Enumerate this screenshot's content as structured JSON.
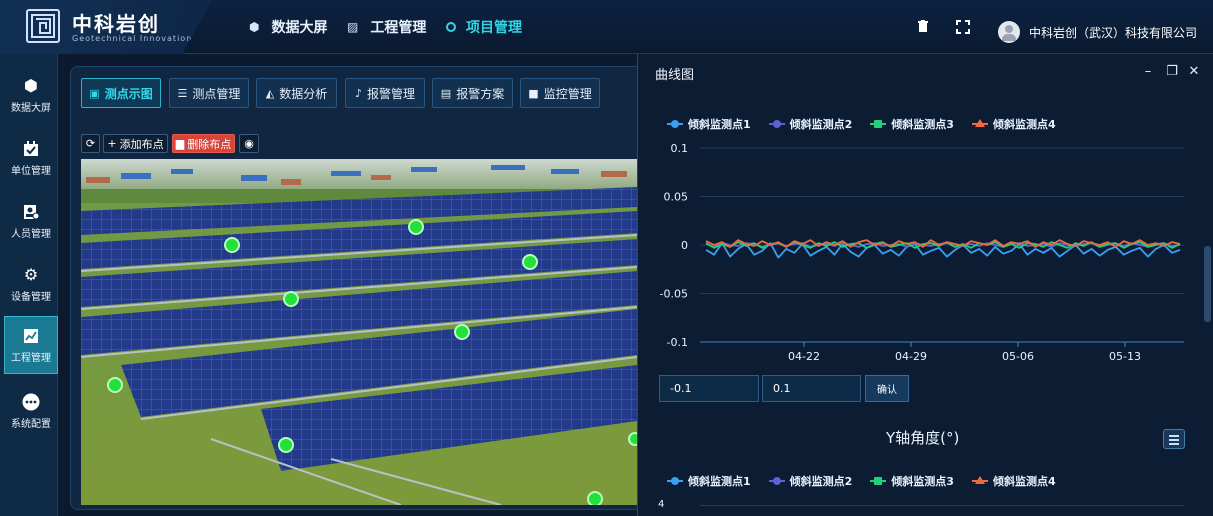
{
  "header": {
    "brand_cn": "中科岩创",
    "brand_en": "Geotechnical Innovation",
    "nav": [
      {
        "label": "数据大屏",
        "icon": "cube-icon"
      },
      {
        "label": "工程管理",
        "icon": "chart-icon"
      },
      {
        "label": "项目管理",
        "icon": "ring-icon",
        "active": true
      }
    ],
    "company": "中科岩创（武汉）科技有限公司"
  },
  "sidebar": {
    "items": [
      {
        "label": "数据大屏",
        "icon": "cube-icon"
      },
      {
        "label": "单位管理",
        "icon": "calendar-check-icon"
      },
      {
        "label": "人员管理",
        "icon": "id-card-icon"
      },
      {
        "label": "设备管理",
        "icon": "gear-icon"
      },
      {
        "label": "工程管理",
        "icon": "line-chart-icon",
        "active": true
      },
      {
        "label": "系统配置",
        "icon": "more-icon"
      }
    ]
  },
  "tabs": [
    {
      "label": "测点示图",
      "icon": "image-icon",
      "active": true
    },
    {
      "label": "测点管理",
      "icon": "list-icon"
    },
    {
      "label": "数据分析",
      "icon": "area-chart-icon"
    },
    {
      "label": "报警管理",
      "icon": "bell-icon"
    },
    {
      "label": "报警方案",
      "icon": "book-icon"
    },
    {
      "label": "监控管理",
      "icon": "video-icon"
    }
  ],
  "toolbar": {
    "add_label": "添加布点",
    "delete_label": "删除布点"
  },
  "curve_window": {
    "title": "曲线图",
    "legend": [
      "倾斜监测点1",
      "倾斜监测点2",
      "倾斜监测点3",
      "倾斜监测点4"
    ],
    "min_value": "-0.1",
    "max_value": "0.1",
    "confirm_label": "确认",
    "second_chart_title": "Y轴角度(°)",
    "second_chart_first_tick": "4"
  },
  "colors": {
    "accent": "#31d6e8",
    "series": [
      "#3aa0ef",
      "#5b62d6",
      "#22d07a",
      "#f0693c"
    ],
    "danger": "#d7443a"
  },
  "chart_data": {
    "type": "line",
    "title": "",
    "xlabel": "",
    "ylabel": "",
    "ylim": [
      -0.1,
      0.1
    ],
    "yticks": [
      "0.1",
      "0.05",
      "0",
      "-0.05",
      "-0.1"
    ],
    "xticks": [
      "04-22",
      "04-29",
      "05-06",
      "05-13"
    ],
    "series": [
      {
        "name": "倾斜监测点1",
        "values": [
          -0.005,
          -0.01,
          0.002,
          -0.012,
          -0.004,
          0.001,
          -0.01,
          -0.006,
          0.002,
          -0.013,
          -0.004,
          -0.008,
          0.001,
          -0.011,
          -0.006,
          -0.002,
          -0.01,
          0.001,
          -0.007,
          -0.012,
          -0.003,
          0.0,
          -0.009,
          -0.005,
          -0.011,
          -0.002,
          0.001,
          -0.01,
          -0.006,
          -0.003,
          -0.012,
          -0.005,
          0.0,
          -0.008,
          -0.004,
          -0.011,
          -0.002,
          -0.009,
          -0.006,
          0.001,
          -0.01,
          -0.004,
          -0.008,
          -0.003,
          -0.012,
          -0.006,
          0.0,
          -0.009,
          -0.004,
          -0.011,
          -0.005,
          -0.002,
          -0.01,
          -0.006,
          -0.003,
          -0.012,
          -0.004,
          0.0,
          -0.008,
          -0.005
        ]
      },
      {
        "name": "倾斜监测点2",
        "values": [
          0.001,
          -0.002,
          0.002,
          0.0,
          -0.001,
          0.002,
          0.001,
          -0.002,
          0.0,
          0.002,
          -0.001,
          0.001,
          0.002,
          -0.002,
          0.0,
          0.001,
          -0.001,
          0.002,
          0.0,
          -0.002,
          0.001,
          0.002,
          -0.001,
          0.0,
          0.001,
          -0.002,
          0.002,
          0.0,
          -0.001,
          0.001,
          0.002,
          -0.002,
          0.0,
          0.001,
          -0.001,
          0.002,
          0.0,
          -0.002,
          0.001,
          0.002,
          -0.001,
          0.0,
          0.001,
          -0.002,
          0.002,
          0.0,
          -0.001,
          0.001,
          0.002,
          -0.002,
          0.0,
          0.001,
          -0.001,
          0.002,
          0.0,
          -0.002,
          0.001,
          0.002,
          -0.001,
          0.0
        ]
      },
      {
        "name": "倾斜监测点3",
        "values": [
          0.002,
          -0.003,
          0.001,
          -0.002,
          0.003,
          -0.001,
          0.002,
          -0.003,
          0.001,
          0.002,
          -0.002,
          0.003,
          0.0,
          -0.003,
          0.002,
          -0.001,
          0.003,
          -0.002,
          0.001,
          0.002,
          -0.003,
          0.001,
          0.003,
          -0.002,
          0.0,
          0.002,
          -0.003,
          0.001,
          0.002,
          -0.001,
          0.003,
          -0.002,
          0.001,
          -0.003,
          0.002,
          0.0,
          0.003,
          -0.002,
          0.001,
          -0.003,
          0.002,
          0.001,
          -0.002,
          0.003,
          0.0,
          -0.003,
          0.002,
          -0.001,
          0.003,
          -0.002,
          0.001,
          0.002,
          -0.003,
          0.001,
          0.003,
          -0.002,
          0.0,
          0.002,
          -0.003,
          0.001
        ]
      },
      {
        "name": "倾斜监测点4",
        "values": [
          0.004,
          0.0,
          0.003,
          -0.002,
          0.005,
          0.001,
          -0.001,
          0.004,
          0.0,
          0.003,
          -0.002,
          0.004,
          0.001,
          0.005,
          -0.001,
          0.003,
          0.0,
          0.004,
          -0.002,
          0.003,
          0.005,
          0.0,
          0.002,
          -0.001,
          0.004,
          0.001,
          0.003,
          -0.002,
          0.005,
          0.0,
          0.003,
          0.001,
          -0.001,
          0.004,
          0.002,
          0.0,
          0.005,
          -0.001,
          0.003,
          0.001,
          0.004,
          -0.002,
          0.003,
          0.0,
          0.005,
          0.001,
          -0.001,
          0.004,
          0.002,
          0.0,
          0.003,
          -0.002,
          0.004,
          0.001,
          0.005,
          0.0,
          0.002,
          -0.001,
          0.003,
          0.001
        ]
      }
    ]
  }
}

REQUIRED WORK:
Restate the records above in full, word for word. Keep pictures out.

OUTPUT BELOW:
Enumerate this screenshot's content as structured JSON.
{
  "header": {
    "brand_cn": "中科岩创",
    "brand_en": "Geotechnical Innovation",
    "nav": [
      {
        "label": "数据大屏",
        "icon": "cube-icon"
      },
      {
        "label": "工程管理",
        "icon": "chart-icon"
      },
      {
        "label": "项目管理",
        "icon": "ring-icon",
        "active": true
      }
    ],
    "company": "中科岩创（武汉）科技有限公司"
  },
  "sidebar": {
    "items": [
      {
        "label": "数据大屏",
        "icon": "cube-icon"
      },
      {
        "label": "单位管理",
        "icon": "calendar-check-icon"
      },
      {
        "label": "人员管理",
        "icon": "id-card-icon"
      },
      {
        "label": "设备管理",
        "icon": "gear-icon"
      },
      {
        "label": "工程管理",
        "icon": "line-chart-icon",
        "active": true
      },
      {
        "label": "系统配置",
        "icon": "more-icon"
      }
    ]
  },
  "tabs": [
    {
      "label": "测点示图",
      "icon": "image-icon",
      "active": true
    },
    {
      "label": "测点管理",
      "icon": "list-icon"
    },
    {
      "label": "数据分析",
      "icon": "area-chart-icon"
    },
    {
      "label": "报警管理",
      "icon": "bell-icon"
    },
    {
      "label": "报警方案",
      "icon": "book-icon"
    },
    {
      "label": "监控管理",
      "icon": "video-icon"
    }
  ],
  "toolbar": {
    "add_label": "添加布点",
    "delete_label": "删除布点"
  },
  "curve_window": {
    "title": "曲线图",
    "legend": [
      "倾斜监测点1",
      "倾斜监测点2",
      "倾斜监测点3",
      "倾斜监测点4"
    ],
    "min_value": "-0.1",
    "max_value": "0.1",
    "confirm_label": "确认",
    "second_chart_title": "Y轴角度(°)",
    "second_chart_first_tick": "4"
  },
  "colors": {
    "accent": "#31d6e8",
    "series": [
      "#3aa0ef",
      "#5b62d6",
      "#22d07a",
      "#f0693c"
    ],
    "danger": "#d7443a"
  },
  "chart_data": {
    "type": "line",
    "title": "",
    "xlabel": "",
    "ylabel": "",
    "ylim": [
      -0.1,
      0.1
    ],
    "yticks": [
      "0.1",
      "0.05",
      "0",
      "-0.05",
      "-0.1"
    ],
    "xticks": [
      "04-22",
      "04-29",
      "05-06",
      "05-13"
    ],
    "series": [
      {
        "name": "倾斜监测点1",
        "values": [
          -0.005,
          -0.01,
          0.002,
          -0.012,
          -0.004,
          0.001,
          -0.01,
          -0.006,
          0.002,
          -0.013,
          -0.004,
          -0.008,
          0.001,
          -0.011,
          -0.006,
          -0.002,
          -0.01,
          0.001,
          -0.007,
          -0.012,
          -0.003,
          0.0,
          -0.009,
          -0.005,
          -0.011,
          -0.002,
          0.001,
          -0.01,
          -0.006,
          -0.003,
          -0.012,
          -0.005,
          0.0,
          -0.008,
          -0.004,
          -0.011,
          -0.002,
          -0.009,
          -0.006,
          0.001,
          -0.01,
          -0.004,
          -0.008,
          -0.003,
          -0.012,
          -0.006,
          0.0,
          -0.009,
          -0.004,
          -0.011,
          -0.005,
          -0.002,
          -0.01,
          -0.006,
          -0.003,
          -0.012,
          -0.004,
          0.0,
          -0.008,
          -0.005
        ]
      },
      {
        "name": "倾斜监测点2",
        "values": [
          0.001,
          -0.002,
          0.002,
          0.0,
          -0.001,
          0.002,
          0.001,
          -0.002,
          0.0,
          0.002,
          -0.001,
          0.001,
          0.002,
          -0.002,
          0.0,
          0.001,
          -0.001,
          0.002,
          0.0,
          -0.002,
          0.001,
          0.002,
          -0.001,
          0.0,
          0.001,
          -0.002,
          0.002,
          0.0,
          -0.001,
          0.001,
          0.002,
          -0.002,
          0.0,
          0.001,
          -0.001,
          0.002,
          0.0,
          -0.002,
          0.001,
          0.002,
          -0.001,
          0.0,
          0.001,
          -0.002,
          0.002,
          0.0,
          -0.001,
          0.001,
          0.002,
          -0.002,
          0.0,
          0.001,
          -0.001,
          0.002,
          0.0,
          -0.002,
          0.001,
          0.002,
          -0.001,
          0.0
        ]
      },
      {
        "name": "倾斜监测点3",
        "values": [
          0.002,
          -0.003,
          0.001,
          -0.002,
          0.003,
          -0.001,
          0.002,
          -0.003,
          0.001,
          0.002,
          -0.002,
          0.003,
          0.0,
          -0.003,
          0.002,
          -0.001,
          0.003,
          -0.002,
          0.001,
          0.002,
          -0.003,
          0.001,
          0.003,
          -0.002,
          0.0,
          0.002,
          -0.003,
          0.001,
          0.002,
          -0.001,
          0.003,
          -0.002,
          0.001,
          -0.003,
          0.002,
          0.0,
          0.003,
          -0.002,
          0.001,
          -0.003,
          0.002,
          0.001,
          -0.002,
          0.003,
          0.0,
          -0.003,
          0.002,
          -0.001,
          0.003,
          -0.002,
          0.001,
          0.002,
          -0.003,
          0.001,
          0.003,
          -0.002,
          0.0,
          0.002,
          -0.003,
          0.001
        ]
      },
      {
        "name": "倾斜监测点4",
        "values": [
          0.004,
          0.0,
          0.003,
          -0.002,
          0.005,
          0.001,
          -0.001,
          0.004,
          0.0,
          0.003,
          -0.002,
          0.004,
          0.001,
          0.005,
          -0.001,
          0.003,
          0.0,
          0.004,
          -0.002,
          0.003,
          0.005,
          0.0,
          0.002,
          -0.001,
          0.004,
          0.001,
          0.003,
          -0.002,
          0.005,
          0.0,
          0.003,
          0.001,
          -0.001,
          0.004,
          0.002,
          0.0,
          0.005,
          -0.001,
          0.003,
          0.001,
          0.004,
          -0.002,
          0.003,
          0.0,
          0.005,
          0.001,
          -0.001,
          0.004,
          0.002,
          0.0,
          0.003,
          -0.002,
          0.004,
          0.001,
          0.005,
          0.0,
          0.002,
          -0.001,
          0.003,
          0.001
        ]
      }
    ]
  }
}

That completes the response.